What you are asked to do:
Find every line in the records below that holds the word "Внатрешен", and copy each one.
+===+
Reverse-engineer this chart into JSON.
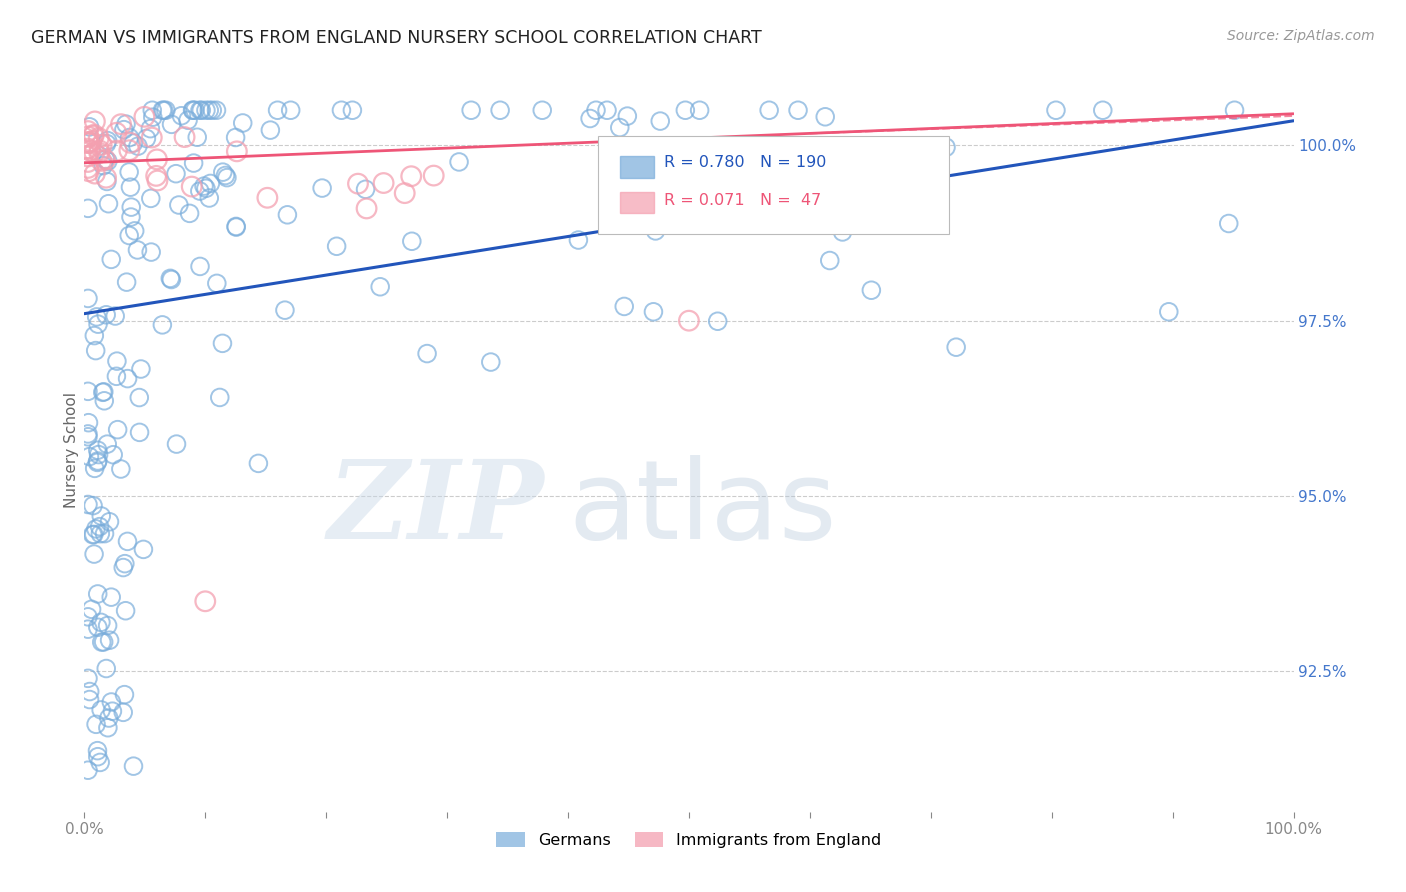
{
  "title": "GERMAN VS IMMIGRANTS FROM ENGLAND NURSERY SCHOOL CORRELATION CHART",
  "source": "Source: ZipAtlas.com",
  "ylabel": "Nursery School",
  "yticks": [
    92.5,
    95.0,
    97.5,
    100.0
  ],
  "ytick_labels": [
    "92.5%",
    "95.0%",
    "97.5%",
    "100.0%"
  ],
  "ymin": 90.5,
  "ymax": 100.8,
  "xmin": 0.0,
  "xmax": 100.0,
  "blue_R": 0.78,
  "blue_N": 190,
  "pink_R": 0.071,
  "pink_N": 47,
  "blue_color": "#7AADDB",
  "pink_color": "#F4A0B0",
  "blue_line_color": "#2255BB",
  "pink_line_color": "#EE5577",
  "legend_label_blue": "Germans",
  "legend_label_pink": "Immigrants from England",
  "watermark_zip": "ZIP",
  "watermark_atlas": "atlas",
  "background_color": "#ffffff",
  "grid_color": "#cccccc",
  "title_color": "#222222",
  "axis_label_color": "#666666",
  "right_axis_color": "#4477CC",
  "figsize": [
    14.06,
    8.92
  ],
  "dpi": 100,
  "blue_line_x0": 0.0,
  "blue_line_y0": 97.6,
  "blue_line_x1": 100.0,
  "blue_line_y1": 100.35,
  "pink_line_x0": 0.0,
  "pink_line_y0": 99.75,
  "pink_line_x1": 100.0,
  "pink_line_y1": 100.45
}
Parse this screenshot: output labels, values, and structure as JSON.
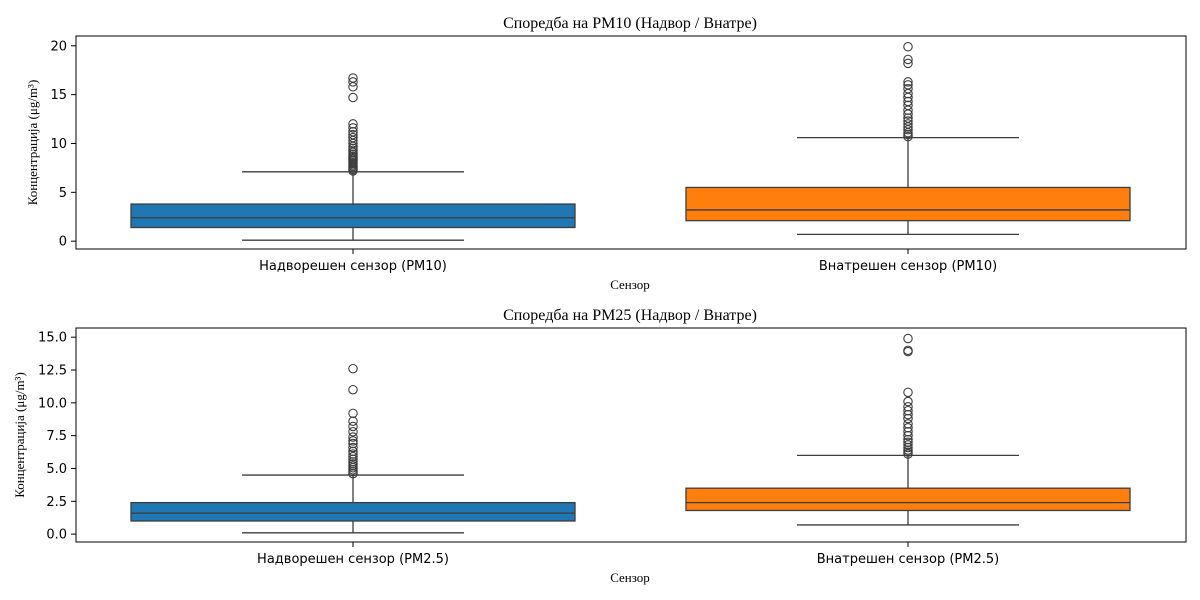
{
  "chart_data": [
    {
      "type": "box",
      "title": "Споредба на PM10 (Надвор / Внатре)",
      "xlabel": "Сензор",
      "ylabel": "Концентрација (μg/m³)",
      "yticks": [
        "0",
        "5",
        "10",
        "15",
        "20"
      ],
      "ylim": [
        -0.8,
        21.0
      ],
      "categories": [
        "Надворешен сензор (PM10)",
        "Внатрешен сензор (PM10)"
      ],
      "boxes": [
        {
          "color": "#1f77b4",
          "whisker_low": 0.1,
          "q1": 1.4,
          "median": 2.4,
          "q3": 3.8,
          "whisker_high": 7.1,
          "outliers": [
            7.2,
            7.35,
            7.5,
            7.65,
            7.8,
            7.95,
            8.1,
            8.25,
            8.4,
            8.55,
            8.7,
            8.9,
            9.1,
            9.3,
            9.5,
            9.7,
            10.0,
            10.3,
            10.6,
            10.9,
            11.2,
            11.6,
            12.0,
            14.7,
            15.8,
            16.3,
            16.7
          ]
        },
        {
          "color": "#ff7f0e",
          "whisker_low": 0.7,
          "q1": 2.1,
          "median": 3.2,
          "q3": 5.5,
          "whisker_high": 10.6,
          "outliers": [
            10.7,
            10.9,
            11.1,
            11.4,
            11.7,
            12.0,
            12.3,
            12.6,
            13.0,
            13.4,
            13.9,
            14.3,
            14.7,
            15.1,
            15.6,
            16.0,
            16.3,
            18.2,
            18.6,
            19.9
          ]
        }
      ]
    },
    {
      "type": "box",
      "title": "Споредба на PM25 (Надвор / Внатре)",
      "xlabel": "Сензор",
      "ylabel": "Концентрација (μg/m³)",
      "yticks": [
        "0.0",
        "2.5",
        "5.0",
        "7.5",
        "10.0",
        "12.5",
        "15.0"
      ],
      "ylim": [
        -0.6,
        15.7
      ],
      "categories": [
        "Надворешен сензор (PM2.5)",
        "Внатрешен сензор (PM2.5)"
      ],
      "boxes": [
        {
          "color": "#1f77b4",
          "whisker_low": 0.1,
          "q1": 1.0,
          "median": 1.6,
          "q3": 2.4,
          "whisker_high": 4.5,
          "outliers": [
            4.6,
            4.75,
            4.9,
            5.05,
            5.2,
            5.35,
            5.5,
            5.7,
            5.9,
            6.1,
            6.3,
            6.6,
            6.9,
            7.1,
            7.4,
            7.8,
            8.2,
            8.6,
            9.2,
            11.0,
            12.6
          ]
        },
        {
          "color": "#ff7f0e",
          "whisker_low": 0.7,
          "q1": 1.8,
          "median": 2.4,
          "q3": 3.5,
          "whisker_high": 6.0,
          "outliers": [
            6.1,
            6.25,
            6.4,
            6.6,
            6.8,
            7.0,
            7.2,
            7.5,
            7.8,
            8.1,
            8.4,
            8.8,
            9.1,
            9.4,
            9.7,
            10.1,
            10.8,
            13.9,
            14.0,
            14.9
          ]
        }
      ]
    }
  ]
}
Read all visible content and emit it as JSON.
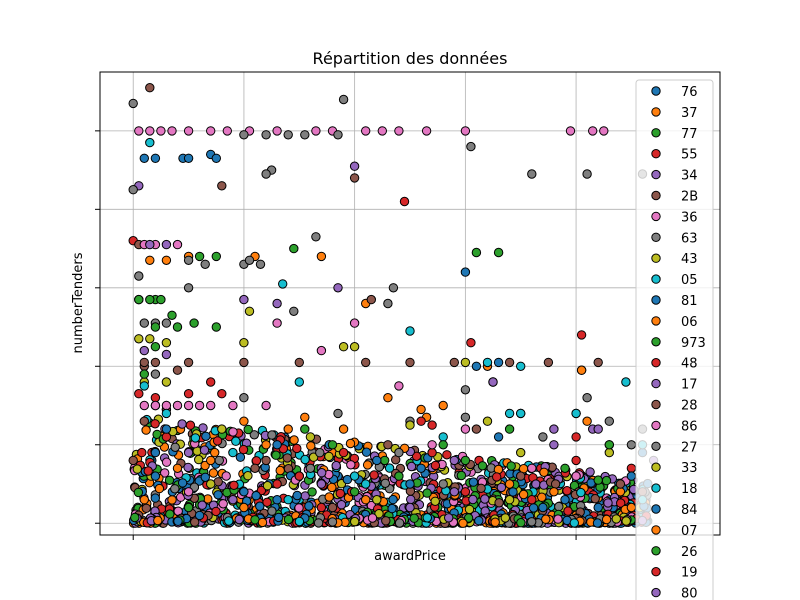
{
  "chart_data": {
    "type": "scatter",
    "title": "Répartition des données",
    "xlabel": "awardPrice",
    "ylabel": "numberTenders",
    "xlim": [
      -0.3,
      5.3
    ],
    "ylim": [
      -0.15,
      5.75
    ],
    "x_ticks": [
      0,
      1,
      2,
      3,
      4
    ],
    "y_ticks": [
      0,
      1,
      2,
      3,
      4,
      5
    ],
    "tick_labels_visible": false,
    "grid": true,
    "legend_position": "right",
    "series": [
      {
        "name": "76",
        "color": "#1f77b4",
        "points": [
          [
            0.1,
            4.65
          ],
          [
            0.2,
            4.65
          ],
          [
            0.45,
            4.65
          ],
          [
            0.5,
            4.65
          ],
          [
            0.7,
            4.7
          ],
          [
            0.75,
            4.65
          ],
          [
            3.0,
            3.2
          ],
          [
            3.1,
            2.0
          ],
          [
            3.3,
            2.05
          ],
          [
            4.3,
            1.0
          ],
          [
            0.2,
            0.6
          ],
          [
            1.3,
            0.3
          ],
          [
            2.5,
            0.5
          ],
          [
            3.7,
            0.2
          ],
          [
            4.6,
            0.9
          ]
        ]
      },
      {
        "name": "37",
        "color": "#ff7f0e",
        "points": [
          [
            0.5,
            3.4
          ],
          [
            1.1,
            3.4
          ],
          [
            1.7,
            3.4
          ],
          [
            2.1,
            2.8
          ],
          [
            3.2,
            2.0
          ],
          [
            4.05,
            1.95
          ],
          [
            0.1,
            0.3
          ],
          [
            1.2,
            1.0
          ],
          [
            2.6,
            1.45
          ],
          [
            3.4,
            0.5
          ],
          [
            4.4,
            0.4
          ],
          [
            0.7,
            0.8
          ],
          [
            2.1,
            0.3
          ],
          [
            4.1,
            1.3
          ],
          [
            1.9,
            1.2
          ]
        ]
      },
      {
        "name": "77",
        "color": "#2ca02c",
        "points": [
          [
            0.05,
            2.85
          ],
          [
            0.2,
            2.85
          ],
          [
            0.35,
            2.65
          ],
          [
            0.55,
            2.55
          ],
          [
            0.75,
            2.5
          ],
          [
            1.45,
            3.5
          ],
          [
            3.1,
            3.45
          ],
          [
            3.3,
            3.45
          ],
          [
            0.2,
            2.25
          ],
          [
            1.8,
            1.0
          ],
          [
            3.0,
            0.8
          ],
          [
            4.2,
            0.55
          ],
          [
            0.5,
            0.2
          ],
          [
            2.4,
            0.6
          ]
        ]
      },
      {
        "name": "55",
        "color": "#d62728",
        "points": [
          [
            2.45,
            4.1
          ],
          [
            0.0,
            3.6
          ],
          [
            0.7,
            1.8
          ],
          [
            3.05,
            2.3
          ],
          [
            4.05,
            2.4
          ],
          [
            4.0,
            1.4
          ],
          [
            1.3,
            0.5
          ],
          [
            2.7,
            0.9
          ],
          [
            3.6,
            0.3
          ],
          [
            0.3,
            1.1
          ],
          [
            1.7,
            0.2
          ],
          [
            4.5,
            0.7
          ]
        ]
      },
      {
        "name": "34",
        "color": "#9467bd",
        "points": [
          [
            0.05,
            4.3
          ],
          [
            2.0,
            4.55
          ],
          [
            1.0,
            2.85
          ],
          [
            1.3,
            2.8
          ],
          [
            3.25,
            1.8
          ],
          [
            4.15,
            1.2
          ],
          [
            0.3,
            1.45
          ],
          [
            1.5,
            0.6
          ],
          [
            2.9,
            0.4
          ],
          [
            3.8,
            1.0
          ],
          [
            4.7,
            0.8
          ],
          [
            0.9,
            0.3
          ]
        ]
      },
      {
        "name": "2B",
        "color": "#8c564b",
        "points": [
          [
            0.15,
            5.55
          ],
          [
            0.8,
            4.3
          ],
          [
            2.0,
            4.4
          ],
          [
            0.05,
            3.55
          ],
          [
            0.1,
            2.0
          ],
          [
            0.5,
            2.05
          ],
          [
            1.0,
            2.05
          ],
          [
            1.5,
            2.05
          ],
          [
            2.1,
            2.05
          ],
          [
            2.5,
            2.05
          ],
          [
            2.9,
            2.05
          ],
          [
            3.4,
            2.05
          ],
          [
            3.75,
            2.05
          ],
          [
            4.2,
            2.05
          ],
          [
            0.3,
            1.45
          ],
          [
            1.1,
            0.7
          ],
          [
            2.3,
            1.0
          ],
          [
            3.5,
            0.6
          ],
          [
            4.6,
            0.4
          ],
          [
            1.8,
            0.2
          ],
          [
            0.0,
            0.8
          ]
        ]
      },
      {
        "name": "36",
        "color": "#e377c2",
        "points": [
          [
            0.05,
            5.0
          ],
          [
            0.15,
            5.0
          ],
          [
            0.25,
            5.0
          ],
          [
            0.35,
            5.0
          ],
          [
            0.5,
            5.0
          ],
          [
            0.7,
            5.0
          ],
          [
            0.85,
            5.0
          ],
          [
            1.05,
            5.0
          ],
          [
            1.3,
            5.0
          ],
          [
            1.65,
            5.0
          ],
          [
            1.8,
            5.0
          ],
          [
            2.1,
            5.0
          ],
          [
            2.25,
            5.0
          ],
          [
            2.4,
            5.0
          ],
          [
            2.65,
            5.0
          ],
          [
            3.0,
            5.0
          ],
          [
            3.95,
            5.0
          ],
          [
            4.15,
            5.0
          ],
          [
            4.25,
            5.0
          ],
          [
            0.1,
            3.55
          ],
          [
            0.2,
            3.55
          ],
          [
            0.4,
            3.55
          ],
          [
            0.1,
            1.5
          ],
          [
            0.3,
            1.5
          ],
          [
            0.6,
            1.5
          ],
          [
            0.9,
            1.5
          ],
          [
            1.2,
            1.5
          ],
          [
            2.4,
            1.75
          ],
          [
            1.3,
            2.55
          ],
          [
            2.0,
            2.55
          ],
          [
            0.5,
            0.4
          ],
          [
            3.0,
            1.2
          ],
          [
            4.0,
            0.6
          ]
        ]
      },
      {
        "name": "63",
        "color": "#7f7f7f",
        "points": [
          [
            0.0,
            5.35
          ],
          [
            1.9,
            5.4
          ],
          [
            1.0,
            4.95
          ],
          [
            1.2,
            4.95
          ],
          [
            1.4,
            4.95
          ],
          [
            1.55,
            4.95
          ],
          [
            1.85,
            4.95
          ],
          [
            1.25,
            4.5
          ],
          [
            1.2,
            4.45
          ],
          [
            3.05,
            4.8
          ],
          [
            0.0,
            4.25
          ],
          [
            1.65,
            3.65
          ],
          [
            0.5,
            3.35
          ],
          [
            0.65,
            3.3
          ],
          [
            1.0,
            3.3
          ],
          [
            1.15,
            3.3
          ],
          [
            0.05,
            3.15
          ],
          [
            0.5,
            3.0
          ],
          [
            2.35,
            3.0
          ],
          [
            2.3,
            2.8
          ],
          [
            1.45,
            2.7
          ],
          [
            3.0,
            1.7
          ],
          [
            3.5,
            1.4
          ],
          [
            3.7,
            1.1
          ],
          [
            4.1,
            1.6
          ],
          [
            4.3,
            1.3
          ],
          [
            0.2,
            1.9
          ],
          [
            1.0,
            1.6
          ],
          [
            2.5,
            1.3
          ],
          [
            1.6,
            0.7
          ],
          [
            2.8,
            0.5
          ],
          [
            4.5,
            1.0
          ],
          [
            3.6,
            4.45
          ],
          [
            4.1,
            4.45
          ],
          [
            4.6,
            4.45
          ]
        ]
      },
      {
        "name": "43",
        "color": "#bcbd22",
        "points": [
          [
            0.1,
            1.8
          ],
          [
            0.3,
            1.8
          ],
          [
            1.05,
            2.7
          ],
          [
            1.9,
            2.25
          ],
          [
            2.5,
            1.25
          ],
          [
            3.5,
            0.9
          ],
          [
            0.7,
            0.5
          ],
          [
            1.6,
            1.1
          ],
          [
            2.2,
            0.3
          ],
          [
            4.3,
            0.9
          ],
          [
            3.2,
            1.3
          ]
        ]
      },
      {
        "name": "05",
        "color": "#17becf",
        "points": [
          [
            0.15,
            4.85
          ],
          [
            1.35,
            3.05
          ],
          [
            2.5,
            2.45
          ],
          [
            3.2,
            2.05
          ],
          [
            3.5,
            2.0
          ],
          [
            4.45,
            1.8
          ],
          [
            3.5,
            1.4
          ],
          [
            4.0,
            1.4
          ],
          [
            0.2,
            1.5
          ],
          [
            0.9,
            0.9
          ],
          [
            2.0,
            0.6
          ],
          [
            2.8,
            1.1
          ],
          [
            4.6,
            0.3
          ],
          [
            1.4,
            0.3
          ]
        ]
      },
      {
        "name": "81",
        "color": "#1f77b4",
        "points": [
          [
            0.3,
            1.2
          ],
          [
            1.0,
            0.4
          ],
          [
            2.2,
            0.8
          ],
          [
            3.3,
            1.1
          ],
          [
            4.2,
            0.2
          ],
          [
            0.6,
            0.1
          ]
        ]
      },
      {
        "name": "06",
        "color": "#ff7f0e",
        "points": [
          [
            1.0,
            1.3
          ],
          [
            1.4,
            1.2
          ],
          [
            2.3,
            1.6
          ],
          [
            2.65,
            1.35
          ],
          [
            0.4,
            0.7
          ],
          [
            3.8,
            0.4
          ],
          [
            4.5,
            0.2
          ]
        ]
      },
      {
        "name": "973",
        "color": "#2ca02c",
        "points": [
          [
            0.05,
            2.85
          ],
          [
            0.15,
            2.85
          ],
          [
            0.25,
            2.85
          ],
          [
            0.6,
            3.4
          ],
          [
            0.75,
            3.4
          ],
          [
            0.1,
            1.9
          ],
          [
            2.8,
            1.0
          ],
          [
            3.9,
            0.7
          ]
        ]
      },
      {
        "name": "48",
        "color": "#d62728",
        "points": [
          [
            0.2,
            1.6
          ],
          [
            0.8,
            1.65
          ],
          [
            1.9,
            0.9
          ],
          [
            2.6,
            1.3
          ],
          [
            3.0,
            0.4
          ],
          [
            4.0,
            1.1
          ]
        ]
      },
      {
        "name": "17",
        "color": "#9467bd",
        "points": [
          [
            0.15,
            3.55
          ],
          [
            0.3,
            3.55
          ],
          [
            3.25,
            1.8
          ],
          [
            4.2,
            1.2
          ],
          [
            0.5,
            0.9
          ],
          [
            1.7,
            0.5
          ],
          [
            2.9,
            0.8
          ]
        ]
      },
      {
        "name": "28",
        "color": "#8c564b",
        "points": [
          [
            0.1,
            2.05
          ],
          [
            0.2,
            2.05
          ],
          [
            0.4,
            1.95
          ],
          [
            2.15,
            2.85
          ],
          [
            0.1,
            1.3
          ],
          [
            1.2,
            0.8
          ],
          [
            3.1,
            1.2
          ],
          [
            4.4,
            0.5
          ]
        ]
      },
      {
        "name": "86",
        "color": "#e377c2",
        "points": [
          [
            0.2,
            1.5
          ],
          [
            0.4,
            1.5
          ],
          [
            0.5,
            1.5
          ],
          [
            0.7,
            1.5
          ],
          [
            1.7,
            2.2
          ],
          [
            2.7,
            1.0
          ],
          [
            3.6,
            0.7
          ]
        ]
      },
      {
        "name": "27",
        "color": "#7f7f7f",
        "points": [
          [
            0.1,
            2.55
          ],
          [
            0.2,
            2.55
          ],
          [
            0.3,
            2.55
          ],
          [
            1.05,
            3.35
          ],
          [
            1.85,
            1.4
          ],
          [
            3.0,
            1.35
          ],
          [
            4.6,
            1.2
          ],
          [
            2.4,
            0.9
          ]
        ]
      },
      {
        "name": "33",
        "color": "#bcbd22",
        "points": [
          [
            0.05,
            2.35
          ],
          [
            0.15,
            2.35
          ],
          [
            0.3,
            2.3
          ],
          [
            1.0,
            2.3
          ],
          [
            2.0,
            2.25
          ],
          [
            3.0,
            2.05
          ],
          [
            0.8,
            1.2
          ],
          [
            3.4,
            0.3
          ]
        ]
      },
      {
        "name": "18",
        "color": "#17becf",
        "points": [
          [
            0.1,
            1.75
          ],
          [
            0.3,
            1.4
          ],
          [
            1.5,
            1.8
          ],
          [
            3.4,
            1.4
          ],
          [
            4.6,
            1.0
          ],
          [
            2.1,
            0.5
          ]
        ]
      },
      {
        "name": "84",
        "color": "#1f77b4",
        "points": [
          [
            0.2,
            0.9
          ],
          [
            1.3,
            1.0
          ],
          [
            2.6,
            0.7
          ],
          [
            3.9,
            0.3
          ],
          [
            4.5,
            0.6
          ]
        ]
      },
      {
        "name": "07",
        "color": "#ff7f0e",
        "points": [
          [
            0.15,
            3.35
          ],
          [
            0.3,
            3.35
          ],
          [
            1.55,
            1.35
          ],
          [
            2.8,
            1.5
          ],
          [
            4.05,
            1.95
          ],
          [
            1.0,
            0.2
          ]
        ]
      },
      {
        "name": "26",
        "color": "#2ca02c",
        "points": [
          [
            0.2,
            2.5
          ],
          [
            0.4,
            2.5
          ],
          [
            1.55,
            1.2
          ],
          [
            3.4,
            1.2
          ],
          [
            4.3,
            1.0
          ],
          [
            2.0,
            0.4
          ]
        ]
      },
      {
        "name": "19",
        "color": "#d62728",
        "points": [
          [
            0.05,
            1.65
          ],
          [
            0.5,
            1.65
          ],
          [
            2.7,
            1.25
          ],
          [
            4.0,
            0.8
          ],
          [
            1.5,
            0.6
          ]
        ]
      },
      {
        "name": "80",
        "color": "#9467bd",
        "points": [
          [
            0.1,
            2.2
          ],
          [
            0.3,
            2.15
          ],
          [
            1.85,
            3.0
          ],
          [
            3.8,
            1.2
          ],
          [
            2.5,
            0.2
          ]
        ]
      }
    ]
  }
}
+===+
Reply to the exercise:
        "Внатрешен сензор (PM10)"
        "Внатрешен сензор (PM2.5)"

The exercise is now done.